[Collected data entries]
%%
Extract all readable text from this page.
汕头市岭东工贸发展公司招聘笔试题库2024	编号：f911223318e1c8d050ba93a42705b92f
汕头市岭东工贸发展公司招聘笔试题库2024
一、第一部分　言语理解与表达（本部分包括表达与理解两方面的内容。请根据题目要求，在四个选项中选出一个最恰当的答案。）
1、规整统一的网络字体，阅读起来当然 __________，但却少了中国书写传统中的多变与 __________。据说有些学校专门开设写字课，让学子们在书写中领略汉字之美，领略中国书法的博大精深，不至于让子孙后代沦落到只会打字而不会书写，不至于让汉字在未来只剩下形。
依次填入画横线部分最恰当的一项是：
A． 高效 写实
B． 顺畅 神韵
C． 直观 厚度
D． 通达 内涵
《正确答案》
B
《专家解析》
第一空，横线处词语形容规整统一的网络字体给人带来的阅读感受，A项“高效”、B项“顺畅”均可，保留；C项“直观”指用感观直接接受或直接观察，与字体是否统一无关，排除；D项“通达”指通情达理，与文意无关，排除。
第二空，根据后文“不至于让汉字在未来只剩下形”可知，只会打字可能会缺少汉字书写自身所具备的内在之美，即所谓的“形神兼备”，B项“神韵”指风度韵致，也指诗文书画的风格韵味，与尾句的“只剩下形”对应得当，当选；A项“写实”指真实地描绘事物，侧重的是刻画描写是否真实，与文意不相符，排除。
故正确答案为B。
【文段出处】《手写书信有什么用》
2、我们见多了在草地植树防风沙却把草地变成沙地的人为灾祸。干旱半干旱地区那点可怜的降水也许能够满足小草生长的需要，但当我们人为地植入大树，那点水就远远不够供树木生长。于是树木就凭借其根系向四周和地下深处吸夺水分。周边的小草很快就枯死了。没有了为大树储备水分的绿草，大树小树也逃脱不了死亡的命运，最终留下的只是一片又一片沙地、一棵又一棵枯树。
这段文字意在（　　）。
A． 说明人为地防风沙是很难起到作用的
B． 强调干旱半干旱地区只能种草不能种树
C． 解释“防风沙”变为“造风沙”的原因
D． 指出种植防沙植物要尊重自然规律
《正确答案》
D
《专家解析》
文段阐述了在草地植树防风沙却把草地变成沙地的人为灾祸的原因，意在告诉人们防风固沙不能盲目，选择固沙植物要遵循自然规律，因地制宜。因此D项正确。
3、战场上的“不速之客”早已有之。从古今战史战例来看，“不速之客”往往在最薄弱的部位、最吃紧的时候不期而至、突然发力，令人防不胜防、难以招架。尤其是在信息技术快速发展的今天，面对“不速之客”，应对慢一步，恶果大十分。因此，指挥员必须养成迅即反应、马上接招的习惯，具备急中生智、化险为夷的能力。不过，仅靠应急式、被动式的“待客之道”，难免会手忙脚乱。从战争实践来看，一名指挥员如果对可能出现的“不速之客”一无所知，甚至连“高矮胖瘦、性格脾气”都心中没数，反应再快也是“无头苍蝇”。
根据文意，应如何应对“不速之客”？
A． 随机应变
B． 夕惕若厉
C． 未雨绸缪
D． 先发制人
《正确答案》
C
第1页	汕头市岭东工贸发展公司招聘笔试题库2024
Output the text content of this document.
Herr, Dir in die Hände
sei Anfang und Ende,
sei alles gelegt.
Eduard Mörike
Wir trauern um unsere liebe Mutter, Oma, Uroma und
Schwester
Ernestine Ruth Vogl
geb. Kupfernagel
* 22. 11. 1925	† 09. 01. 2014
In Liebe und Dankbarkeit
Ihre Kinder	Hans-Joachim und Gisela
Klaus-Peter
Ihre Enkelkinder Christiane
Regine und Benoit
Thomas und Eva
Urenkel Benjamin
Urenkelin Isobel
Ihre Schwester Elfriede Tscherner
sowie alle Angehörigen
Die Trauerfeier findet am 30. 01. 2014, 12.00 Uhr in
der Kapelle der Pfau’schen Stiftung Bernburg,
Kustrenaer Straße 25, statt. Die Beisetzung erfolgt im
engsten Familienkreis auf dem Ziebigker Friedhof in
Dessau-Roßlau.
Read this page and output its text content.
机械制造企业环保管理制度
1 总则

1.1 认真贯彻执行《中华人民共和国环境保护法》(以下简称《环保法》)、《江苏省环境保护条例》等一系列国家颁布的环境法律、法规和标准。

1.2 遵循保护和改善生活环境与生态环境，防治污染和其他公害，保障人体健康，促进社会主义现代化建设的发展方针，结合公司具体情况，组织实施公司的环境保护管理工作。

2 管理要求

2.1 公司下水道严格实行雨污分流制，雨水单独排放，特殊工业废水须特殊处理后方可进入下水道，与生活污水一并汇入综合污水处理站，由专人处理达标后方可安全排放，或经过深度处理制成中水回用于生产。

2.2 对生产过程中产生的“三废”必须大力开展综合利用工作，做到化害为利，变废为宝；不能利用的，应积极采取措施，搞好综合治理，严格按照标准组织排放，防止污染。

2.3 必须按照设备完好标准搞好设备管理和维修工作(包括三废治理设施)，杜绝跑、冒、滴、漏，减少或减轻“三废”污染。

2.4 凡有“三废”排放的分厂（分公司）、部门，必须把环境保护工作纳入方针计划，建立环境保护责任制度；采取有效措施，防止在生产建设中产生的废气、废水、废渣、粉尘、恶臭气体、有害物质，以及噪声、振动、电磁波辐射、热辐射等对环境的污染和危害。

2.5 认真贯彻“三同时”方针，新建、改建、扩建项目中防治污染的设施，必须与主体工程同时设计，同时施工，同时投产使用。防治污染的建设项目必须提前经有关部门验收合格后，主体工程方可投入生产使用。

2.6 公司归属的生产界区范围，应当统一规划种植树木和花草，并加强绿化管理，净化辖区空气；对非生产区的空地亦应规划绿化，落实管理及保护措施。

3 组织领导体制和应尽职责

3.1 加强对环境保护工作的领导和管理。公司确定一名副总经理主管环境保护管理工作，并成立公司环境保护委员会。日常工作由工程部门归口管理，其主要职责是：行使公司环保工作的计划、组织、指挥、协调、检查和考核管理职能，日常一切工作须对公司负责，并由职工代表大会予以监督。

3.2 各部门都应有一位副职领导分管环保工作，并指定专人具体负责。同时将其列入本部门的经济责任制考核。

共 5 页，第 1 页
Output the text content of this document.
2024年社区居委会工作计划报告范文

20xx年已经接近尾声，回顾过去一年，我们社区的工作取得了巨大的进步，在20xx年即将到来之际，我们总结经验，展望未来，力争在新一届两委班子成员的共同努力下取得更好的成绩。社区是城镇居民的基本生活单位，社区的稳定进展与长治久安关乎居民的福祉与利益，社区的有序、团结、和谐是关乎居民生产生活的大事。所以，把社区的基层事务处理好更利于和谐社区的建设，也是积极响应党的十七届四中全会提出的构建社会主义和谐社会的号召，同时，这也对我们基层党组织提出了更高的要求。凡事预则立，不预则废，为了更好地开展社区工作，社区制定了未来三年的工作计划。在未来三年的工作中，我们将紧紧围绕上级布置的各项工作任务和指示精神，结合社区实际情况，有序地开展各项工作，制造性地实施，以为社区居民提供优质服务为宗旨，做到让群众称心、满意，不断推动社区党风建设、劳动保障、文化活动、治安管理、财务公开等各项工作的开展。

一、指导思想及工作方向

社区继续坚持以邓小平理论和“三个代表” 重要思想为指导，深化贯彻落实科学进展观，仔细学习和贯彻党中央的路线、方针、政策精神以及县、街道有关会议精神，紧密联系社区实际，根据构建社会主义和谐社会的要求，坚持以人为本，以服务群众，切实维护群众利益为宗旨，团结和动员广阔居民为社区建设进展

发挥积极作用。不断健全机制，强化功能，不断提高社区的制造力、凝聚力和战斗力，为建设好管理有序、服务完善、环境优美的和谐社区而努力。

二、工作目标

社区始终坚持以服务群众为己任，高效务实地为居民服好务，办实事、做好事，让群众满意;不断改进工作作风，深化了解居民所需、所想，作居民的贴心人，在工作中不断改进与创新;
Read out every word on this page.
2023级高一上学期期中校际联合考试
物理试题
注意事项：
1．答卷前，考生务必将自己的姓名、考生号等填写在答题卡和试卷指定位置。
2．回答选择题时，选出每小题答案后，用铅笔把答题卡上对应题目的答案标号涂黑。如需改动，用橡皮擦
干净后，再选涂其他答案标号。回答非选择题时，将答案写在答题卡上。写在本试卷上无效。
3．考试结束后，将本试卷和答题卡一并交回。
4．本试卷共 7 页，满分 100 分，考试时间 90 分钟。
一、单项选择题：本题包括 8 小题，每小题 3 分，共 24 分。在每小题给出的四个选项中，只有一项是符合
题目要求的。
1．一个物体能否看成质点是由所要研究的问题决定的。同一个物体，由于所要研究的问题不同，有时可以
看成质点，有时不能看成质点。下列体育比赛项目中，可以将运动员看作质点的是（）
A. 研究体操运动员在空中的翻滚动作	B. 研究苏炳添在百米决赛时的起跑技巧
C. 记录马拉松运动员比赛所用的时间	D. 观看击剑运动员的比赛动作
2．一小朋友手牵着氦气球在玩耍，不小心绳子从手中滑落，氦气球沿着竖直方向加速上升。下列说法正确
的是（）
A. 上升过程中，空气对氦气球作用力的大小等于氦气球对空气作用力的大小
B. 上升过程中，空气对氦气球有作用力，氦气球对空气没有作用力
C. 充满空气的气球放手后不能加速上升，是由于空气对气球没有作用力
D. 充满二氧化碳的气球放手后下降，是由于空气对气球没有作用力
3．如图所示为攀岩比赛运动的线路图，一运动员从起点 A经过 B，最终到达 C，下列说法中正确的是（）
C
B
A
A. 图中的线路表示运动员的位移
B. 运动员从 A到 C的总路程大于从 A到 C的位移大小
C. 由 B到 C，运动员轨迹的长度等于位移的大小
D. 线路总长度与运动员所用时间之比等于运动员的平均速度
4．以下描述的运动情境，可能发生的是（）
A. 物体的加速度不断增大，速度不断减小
%%
# WORK TO BE COMPLETED:
Tally how many lines of the material contain the word "Ihre". The answer must be the number and nothing else.

# ANSWER TO THE TASK:
3